Convert the lines from the start of the items through the line containing "red-region-west bbox=[605, 286, 648, 336]", both included, into a Markdown table with the columns No. and Text, leaving out any blank lines.

__Supplied material__.
^^^^^^^^

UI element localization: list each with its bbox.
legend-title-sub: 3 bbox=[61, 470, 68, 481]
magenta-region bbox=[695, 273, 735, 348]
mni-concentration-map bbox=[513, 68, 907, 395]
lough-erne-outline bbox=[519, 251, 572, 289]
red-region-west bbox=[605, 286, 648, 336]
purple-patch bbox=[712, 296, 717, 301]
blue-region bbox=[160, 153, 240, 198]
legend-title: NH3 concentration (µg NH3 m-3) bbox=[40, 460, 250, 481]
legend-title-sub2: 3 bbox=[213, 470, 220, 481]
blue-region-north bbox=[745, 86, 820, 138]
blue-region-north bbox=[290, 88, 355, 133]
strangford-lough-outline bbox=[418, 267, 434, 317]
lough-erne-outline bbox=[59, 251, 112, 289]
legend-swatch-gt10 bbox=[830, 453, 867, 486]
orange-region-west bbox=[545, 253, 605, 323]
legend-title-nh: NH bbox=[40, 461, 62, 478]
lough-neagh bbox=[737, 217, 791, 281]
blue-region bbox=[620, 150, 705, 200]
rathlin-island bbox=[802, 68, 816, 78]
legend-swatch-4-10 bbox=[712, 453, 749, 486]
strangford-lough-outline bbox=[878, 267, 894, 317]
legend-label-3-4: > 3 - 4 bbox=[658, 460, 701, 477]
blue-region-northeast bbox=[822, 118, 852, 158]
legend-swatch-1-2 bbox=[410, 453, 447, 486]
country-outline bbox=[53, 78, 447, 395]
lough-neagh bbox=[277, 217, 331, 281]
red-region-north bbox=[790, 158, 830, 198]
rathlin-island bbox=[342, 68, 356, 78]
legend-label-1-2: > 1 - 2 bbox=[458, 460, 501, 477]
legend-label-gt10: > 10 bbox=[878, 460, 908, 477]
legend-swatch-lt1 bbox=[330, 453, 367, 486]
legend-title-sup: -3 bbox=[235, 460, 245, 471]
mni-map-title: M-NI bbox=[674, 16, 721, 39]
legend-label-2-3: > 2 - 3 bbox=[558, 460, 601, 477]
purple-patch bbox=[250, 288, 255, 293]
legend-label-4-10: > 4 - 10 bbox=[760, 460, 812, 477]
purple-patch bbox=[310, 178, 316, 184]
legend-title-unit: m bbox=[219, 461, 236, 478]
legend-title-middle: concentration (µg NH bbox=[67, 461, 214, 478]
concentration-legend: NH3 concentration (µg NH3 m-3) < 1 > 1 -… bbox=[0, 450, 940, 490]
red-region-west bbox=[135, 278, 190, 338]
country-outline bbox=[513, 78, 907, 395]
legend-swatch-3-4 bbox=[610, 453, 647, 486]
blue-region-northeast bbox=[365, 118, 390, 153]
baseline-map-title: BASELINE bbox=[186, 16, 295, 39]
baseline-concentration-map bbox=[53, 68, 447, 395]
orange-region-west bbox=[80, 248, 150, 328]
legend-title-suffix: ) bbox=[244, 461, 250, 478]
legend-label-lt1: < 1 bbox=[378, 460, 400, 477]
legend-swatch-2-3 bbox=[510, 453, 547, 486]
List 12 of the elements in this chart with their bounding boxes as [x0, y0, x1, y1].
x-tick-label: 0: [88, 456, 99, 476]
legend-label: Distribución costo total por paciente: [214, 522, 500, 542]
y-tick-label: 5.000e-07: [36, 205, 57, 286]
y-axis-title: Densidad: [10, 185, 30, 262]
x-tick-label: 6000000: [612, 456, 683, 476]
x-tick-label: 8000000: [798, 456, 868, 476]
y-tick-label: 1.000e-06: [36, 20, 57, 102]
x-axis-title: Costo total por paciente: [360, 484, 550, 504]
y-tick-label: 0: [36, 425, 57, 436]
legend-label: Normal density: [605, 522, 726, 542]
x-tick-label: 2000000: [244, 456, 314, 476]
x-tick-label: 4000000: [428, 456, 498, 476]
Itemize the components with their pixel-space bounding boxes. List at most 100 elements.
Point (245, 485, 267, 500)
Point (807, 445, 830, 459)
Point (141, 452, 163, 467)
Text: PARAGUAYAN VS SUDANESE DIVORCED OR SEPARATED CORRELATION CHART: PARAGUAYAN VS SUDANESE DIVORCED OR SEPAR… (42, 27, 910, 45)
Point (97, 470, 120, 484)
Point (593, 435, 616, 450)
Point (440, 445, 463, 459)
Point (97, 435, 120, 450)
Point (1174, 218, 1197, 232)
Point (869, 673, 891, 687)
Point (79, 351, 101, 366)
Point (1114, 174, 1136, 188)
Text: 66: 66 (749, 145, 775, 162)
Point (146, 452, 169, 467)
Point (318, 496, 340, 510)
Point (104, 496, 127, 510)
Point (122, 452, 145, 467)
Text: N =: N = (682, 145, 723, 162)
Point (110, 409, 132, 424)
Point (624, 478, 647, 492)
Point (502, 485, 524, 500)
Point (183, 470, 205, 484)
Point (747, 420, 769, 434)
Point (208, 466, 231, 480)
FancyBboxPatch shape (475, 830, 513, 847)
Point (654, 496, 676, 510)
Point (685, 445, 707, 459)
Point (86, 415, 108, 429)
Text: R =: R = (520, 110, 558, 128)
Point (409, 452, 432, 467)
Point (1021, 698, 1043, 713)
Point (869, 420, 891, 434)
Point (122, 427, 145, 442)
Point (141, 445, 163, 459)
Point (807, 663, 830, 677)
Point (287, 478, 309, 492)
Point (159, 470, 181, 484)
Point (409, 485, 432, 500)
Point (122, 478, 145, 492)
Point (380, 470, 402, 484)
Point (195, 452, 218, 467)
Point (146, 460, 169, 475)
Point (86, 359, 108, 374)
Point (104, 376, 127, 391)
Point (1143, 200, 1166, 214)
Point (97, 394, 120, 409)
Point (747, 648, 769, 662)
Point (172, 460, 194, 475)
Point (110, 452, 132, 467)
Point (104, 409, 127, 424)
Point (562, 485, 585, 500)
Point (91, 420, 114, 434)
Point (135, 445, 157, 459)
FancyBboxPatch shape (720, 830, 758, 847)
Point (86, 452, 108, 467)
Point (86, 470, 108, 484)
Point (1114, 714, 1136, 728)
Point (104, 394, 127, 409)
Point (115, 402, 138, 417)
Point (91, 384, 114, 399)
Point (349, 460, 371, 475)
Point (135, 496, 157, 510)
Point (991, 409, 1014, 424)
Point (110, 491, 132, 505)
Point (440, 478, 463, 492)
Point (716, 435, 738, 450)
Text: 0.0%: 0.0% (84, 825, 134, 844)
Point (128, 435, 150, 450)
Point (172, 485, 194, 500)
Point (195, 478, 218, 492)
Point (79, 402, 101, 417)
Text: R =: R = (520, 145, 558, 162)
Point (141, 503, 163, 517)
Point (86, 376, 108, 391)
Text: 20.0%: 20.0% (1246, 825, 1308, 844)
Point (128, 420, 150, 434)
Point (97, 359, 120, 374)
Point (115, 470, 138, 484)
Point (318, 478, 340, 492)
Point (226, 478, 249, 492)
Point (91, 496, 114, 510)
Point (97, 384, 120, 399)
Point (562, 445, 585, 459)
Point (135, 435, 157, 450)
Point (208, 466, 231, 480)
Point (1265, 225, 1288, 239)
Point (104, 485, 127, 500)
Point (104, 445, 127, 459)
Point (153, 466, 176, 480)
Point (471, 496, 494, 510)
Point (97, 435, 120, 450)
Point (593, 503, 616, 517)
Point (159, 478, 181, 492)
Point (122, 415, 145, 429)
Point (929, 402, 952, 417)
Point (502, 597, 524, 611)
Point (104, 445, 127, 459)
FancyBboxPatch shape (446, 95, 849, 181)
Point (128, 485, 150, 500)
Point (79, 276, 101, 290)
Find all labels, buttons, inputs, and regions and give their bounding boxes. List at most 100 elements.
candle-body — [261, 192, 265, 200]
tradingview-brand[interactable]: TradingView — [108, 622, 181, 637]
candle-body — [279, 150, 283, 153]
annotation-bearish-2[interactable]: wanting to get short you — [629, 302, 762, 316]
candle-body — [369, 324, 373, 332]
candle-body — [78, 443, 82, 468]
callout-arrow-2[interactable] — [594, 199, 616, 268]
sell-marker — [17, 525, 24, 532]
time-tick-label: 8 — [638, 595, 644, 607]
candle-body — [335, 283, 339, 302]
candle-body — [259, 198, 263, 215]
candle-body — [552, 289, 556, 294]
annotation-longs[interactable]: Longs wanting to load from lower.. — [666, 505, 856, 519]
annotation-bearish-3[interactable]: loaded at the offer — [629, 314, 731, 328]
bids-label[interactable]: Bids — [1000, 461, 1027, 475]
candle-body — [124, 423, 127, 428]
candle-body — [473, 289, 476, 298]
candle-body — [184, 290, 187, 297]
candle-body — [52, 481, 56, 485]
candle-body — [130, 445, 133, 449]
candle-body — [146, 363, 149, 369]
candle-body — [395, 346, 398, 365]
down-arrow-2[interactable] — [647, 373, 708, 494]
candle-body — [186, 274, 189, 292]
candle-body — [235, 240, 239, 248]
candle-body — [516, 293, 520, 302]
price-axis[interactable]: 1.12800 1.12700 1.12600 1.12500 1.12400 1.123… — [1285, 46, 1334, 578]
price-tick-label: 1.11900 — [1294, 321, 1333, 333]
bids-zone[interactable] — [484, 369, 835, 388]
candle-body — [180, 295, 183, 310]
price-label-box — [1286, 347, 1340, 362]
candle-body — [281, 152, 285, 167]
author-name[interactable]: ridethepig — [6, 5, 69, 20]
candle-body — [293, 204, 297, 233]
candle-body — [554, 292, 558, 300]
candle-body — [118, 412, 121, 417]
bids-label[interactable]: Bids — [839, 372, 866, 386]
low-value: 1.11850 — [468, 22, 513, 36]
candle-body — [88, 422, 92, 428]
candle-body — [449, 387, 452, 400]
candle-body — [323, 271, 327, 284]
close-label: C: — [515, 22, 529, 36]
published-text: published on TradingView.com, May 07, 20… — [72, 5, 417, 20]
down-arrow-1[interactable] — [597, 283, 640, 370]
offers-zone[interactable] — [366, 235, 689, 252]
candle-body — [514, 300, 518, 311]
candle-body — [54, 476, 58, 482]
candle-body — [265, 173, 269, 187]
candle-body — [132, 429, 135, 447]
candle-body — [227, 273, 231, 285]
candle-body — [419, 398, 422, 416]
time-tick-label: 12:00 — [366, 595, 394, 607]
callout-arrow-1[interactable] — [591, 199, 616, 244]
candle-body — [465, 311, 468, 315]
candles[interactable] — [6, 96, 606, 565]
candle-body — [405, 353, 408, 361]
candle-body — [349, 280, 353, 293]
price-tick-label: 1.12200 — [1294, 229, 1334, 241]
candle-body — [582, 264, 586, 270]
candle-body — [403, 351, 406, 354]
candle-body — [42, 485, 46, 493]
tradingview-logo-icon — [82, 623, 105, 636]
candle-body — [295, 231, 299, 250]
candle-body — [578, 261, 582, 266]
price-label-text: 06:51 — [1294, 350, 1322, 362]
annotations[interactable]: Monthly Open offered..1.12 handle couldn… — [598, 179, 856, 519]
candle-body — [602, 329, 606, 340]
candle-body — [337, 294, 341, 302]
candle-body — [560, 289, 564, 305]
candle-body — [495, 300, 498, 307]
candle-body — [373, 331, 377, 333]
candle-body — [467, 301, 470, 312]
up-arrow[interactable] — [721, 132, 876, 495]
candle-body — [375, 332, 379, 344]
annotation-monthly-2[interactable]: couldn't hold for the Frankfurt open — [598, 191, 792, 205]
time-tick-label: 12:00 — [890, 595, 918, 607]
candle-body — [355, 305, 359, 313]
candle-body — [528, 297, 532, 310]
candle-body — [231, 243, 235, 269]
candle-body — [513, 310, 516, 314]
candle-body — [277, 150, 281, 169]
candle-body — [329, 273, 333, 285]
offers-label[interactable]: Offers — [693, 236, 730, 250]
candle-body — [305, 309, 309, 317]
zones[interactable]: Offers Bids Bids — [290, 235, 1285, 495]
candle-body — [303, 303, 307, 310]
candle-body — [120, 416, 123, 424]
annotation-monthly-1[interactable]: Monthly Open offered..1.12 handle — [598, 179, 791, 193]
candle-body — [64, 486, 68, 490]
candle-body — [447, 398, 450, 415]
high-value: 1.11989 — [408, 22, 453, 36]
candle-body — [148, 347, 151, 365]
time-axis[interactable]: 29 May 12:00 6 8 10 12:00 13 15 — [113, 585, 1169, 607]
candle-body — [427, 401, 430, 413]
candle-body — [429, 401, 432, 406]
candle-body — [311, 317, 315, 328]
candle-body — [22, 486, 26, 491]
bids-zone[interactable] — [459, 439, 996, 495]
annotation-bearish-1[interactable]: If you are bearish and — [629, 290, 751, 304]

^^^^^^^^

__Task result__.
| No. | Text |
|---|---|
| 1 | UI element localization: list each with its bbox. |
| 2 | legend-title-sub: 3 bbox=[61, 470, 68, 481] |
| 3 | magenta-region bbox=[695, 273, 735, 348] |
| 4 | mni-concentration-map bbox=[513, 68, 907, 395] |
| 5 | lough-erne-outline bbox=[519, 251, 572, 289] |
| 6 | red-region-west bbox=[605, 286, 648, 336] |